Work to be completed: Pick out each line containing the string "Profili".

------------------------------------

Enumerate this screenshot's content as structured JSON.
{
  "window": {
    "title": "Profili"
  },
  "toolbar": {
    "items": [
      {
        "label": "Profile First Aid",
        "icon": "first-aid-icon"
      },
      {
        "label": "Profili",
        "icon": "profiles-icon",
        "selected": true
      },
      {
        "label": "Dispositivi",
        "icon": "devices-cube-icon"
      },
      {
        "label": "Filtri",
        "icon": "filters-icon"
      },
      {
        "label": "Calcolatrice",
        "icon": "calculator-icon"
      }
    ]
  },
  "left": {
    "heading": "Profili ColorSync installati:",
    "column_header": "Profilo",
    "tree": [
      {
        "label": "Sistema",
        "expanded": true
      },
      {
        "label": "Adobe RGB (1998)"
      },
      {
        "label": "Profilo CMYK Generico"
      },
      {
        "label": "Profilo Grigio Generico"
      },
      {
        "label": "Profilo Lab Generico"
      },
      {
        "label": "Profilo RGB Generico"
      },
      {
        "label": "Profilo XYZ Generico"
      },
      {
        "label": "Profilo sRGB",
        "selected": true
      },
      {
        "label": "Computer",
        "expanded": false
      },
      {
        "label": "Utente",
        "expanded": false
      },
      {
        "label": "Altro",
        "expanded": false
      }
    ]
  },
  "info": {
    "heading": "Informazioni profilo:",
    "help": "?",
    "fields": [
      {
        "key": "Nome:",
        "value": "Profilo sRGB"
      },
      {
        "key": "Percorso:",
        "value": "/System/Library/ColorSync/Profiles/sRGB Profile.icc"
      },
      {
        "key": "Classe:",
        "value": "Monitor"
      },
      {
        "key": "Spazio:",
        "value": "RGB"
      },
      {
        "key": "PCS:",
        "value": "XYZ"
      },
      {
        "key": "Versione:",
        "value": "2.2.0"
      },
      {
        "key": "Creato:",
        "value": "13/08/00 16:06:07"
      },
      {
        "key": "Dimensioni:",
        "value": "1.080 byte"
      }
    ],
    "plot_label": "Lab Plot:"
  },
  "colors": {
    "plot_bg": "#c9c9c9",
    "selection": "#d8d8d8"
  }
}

------------------------------------

Result of this task:
    "title": "Profili"
        "label": "Profili",
    "heading": "Profili ColorSync installati:",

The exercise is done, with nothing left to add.